A total of 40 patients with fistula-in-ano were studied, both with and without aqueous gel instillation, ranging in age from 15 years to 60 years, with a mean age of 34.65 years. Among them, 28 were male patients and 12 were female patients.

Based on the St. James’s University Classification system,18 cases were categorised radiologically based on their complexity (Figure 1).

FIGURE 1: Pie chart demonstrating distribution of patients according to Grade of Fistulas in the study based on the St. James’s University Classification system.

Magnetic resonance fistulogram with and without aqueous gel instillation and surgical correlation for internal openings

Internal openings were visualised in 92.5 % of cases on MRF with aqueous gel instillation (Figure 2, Figure 3, Figure 4 and Figure 5). For the detection of internal openings, MRI demonstrated a sensitivity of 92.5%, a specificity of 100% and an accuracy of 97.5%, indicating that it was highly accurate. In contrast, without aqueous gel instillation, internal openings were successfully identified in only 24% of cases, highlighting the importance of gel instillation for optimal visualisation and diagnostic accuracy. The difference in detection rates between MRI with and without gel instillation was statistically significant (p < 0.001, Chi-square test).

- - - - -

● **The problem**
According to the fistula-in-ano text, in what percentage of cases were internal openings identified without aqueous gel instillation?

- - - - -

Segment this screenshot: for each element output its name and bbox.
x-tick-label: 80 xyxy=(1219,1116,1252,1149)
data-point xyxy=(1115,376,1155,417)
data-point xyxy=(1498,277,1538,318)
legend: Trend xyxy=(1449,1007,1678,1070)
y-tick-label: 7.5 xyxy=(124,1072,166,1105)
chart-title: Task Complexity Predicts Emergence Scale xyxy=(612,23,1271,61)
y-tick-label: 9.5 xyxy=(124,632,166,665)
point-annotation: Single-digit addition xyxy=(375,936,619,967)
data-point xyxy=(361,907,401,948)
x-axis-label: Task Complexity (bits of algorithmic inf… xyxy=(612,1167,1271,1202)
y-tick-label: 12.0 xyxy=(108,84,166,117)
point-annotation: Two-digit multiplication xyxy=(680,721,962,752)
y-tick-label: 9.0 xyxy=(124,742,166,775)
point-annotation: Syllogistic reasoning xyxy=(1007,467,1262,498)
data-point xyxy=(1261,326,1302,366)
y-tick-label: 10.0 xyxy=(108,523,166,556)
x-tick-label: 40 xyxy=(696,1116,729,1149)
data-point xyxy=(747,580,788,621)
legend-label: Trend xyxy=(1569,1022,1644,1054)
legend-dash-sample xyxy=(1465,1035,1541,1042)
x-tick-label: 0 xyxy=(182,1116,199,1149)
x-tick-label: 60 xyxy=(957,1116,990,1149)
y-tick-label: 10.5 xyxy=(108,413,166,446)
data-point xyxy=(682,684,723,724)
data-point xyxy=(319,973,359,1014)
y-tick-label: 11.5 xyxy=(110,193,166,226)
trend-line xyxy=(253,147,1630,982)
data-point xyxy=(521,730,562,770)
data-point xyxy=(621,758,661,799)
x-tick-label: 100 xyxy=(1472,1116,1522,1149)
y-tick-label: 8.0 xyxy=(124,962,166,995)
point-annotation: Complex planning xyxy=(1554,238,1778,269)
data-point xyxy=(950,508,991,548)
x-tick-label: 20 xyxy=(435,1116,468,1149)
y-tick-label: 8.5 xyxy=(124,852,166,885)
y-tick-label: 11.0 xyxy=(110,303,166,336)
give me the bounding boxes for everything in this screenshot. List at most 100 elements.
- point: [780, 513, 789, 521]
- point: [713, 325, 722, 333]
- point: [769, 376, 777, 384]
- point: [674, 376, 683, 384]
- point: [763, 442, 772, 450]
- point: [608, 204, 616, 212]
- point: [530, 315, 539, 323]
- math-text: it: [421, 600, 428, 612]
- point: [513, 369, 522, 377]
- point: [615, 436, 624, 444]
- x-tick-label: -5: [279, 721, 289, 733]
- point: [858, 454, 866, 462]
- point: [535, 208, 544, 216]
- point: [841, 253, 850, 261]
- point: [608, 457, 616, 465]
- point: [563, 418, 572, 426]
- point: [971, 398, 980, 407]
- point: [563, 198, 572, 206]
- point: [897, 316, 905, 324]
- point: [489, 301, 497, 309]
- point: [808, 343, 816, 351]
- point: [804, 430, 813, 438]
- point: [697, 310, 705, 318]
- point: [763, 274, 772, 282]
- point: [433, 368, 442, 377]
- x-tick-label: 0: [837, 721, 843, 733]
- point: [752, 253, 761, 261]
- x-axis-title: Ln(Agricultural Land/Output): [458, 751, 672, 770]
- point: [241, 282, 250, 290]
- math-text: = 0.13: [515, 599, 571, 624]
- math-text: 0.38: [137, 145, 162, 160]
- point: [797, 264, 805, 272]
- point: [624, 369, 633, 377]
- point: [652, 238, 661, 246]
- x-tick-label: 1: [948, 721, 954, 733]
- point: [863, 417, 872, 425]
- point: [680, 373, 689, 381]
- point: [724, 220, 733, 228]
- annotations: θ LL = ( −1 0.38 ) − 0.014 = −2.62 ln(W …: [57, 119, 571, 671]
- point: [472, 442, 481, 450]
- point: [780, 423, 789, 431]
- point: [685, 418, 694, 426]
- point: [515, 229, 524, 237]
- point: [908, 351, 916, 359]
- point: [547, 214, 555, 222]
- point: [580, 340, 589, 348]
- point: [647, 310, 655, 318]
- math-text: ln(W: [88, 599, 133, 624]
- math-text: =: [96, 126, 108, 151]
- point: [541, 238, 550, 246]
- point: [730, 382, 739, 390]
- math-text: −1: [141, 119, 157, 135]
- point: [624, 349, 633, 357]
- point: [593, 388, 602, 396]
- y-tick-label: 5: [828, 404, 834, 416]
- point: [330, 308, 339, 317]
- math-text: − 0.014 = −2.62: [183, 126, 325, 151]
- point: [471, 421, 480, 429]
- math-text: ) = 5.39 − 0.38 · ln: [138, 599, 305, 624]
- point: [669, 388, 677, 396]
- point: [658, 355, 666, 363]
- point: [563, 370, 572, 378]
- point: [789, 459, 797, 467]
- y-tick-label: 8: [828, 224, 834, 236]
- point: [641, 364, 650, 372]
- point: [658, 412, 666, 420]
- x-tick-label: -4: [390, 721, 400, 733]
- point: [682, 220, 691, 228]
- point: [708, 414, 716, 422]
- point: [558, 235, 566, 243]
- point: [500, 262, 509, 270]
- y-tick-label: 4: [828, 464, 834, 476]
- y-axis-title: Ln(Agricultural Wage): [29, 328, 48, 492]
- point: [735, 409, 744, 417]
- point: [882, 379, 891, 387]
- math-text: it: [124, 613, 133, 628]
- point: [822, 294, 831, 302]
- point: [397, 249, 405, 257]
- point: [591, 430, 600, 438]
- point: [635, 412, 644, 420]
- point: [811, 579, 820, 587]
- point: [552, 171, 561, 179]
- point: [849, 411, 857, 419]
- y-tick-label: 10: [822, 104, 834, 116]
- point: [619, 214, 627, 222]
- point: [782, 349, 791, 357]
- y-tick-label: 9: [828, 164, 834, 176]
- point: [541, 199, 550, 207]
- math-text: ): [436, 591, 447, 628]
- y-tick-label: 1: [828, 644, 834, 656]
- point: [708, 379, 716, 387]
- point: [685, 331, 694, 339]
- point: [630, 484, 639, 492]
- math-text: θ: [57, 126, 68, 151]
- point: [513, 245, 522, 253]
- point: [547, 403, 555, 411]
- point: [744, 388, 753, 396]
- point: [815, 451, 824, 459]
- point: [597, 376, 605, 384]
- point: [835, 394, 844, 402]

- - - - -

● **Response to this task**
24% of cases